Set exercise:
Leave out the pictures and restate the rest of the data exactly.

Data extract:
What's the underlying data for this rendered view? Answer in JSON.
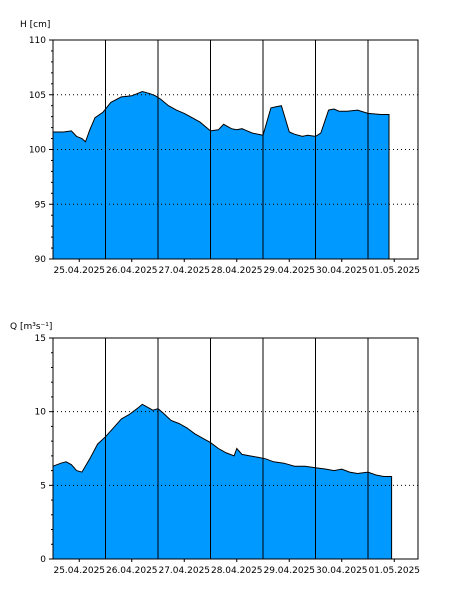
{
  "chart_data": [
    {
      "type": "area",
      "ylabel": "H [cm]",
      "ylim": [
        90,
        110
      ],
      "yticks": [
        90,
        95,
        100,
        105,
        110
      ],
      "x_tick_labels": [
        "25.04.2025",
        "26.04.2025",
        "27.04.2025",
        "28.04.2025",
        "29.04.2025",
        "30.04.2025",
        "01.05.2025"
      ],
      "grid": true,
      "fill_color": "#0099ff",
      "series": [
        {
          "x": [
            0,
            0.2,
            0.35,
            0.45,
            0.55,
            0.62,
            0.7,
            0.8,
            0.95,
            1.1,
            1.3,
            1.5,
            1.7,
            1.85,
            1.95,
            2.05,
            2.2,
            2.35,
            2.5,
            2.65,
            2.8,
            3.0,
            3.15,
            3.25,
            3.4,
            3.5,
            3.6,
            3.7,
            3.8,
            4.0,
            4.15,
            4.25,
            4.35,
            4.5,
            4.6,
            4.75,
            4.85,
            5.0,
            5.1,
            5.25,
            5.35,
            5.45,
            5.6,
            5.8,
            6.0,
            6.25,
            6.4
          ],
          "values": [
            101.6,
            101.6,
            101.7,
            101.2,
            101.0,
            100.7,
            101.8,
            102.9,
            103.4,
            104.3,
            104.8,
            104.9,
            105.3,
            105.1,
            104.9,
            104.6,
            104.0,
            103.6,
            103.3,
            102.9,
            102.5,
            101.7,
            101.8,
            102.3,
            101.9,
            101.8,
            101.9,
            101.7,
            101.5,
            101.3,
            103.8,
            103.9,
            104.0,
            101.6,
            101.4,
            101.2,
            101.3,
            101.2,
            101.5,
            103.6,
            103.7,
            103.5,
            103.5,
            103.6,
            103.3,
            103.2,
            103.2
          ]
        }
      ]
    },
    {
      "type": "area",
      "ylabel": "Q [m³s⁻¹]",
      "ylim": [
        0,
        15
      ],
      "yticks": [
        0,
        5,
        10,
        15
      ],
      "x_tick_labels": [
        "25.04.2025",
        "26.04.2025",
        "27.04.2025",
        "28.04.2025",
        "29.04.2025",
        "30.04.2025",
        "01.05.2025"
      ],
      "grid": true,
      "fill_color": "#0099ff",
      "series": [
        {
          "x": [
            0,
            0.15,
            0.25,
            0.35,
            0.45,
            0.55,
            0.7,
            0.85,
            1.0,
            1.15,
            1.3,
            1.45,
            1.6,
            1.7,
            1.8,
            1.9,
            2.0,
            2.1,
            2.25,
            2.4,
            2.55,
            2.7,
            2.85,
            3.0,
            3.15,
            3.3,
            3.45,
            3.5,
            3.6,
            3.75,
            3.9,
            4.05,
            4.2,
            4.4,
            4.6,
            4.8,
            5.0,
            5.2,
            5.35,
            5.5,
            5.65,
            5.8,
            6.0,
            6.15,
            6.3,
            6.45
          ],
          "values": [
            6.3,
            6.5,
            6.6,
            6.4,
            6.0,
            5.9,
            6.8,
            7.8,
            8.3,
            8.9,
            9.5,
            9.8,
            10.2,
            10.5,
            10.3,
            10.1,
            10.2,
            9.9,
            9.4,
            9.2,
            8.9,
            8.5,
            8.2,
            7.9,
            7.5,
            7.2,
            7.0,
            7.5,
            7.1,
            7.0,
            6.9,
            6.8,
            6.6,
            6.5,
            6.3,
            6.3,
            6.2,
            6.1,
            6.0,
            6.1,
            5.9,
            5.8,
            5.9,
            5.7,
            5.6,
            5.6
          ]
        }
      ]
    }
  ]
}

Reply:
What's the underlying data for this rendered view? Answer in JSON.
{
  "chart_data": [
    {
      "type": "area",
      "ylabel": "H [cm]",
      "ylim": [
        90,
        110
      ],
      "yticks": [
        90,
        95,
        100,
        105,
        110
      ],
      "x_tick_labels": [
        "25.04.2025",
        "26.04.2025",
        "27.04.2025",
        "28.04.2025",
        "29.04.2025",
        "30.04.2025",
        "01.05.2025"
      ],
      "grid": true,
      "fill_color": "#0099ff",
      "series": [
        {
          "x": [
            0,
            0.2,
            0.35,
            0.45,
            0.55,
            0.62,
            0.7,
            0.8,
            0.95,
            1.1,
            1.3,
            1.5,
            1.7,
            1.85,
            1.95,
            2.05,
            2.2,
            2.35,
            2.5,
            2.65,
            2.8,
            3.0,
            3.15,
            3.25,
            3.4,
            3.5,
            3.6,
            3.7,
            3.8,
            4.0,
            4.15,
            4.25,
            4.35,
            4.5,
            4.6,
            4.75,
            4.85,
            5.0,
            5.1,
            5.25,
            5.35,
            5.45,
            5.6,
            5.8,
            6.0,
            6.25,
            6.4
          ],
          "values": [
            101.6,
            101.6,
            101.7,
            101.2,
            101.0,
            100.7,
            101.8,
            102.9,
            103.4,
            104.3,
            104.8,
            104.9,
            105.3,
            105.1,
            104.9,
            104.6,
            104.0,
            103.6,
            103.3,
            102.9,
            102.5,
            101.7,
            101.8,
            102.3,
            101.9,
            101.8,
            101.9,
            101.7,
            101.5,
            101.3,
            103.8,
            103.9,
            104.0,
            101.6,
            101.4,
            101.2,
            101.3,
            101.2,
            101.5,
            103.6,
            103.7,
            103.5,
            103.5,
            103.6,
            103.3,
            103.2,
            103.2
          ]
        }
      ]
    },
    {
      "type": "area",
      "ylabel": "Q [m³s⁻¹]",
      "ylim": [
        0,
        15
      ],
      "yticks": [
        0,
        5,
        10,
        15
      ],
      "x_tick_labels": [
        "25.04.2025",
        "26.04.2025",
        "27.04.2025",
        "28.04.2025",
        "29.04.2025",
        "30.04.2025",
        "01.05.2025"
      ],
      "grid": true,
      "fill_color": "#0099ff",
      "series": [
        {
          "x": [
            0,
            0.15,
            0.25,
            0.35,
            0.45,
            0.55,
            0.7,
            0.85,
            1.0,
            1.15,
            1.3,
            1.45,
            1.6,
            1.7,
            1.8,
            1.9,
            2.0,
            2.1,
            2.25,
            2.4,
            2.55,
            2.7,
            2.85,
            3.0,
            3.15,
            3.3,
            3.45,
            3.5,
            3.6,
            3.75,
            3.9,
            4.05,
            4.2,
            4.4,
            4.6,
            4.8,
            5.0,
            5.2,
            5.35,
            5.5,
            5.65,
            5.8,
            6.0,
            6.15,
            6.3,
            6.45
          ],
          "values": [
            6.3,
            6.5,
            6.6,
            6.4,
            6.0,
            5.9,
            6.8,
            7.8,
            8.3,
            8.9,
            9.5,
            9.8,
            10.2,
            10.5,
            10.3,
            10.1,
            10.2,
            9.9,
            9.4,
            9.2,
            8.9,
            8.5,
            8.2,
            7.9,
            7.5,
            7.2,
            7.0,
            7.5,
            7.1,
            7.0,
            6.9,
            6.8,
            6.6,
            6.5,
            6.3,
            6.3,
            6.2,
            6.1,
            6.0,
            6.1,
            5.9,
            5.8,
            5.9,
            5.7,
            5.6,
            5.6
          ]
        }
      ]
    }
  ]
}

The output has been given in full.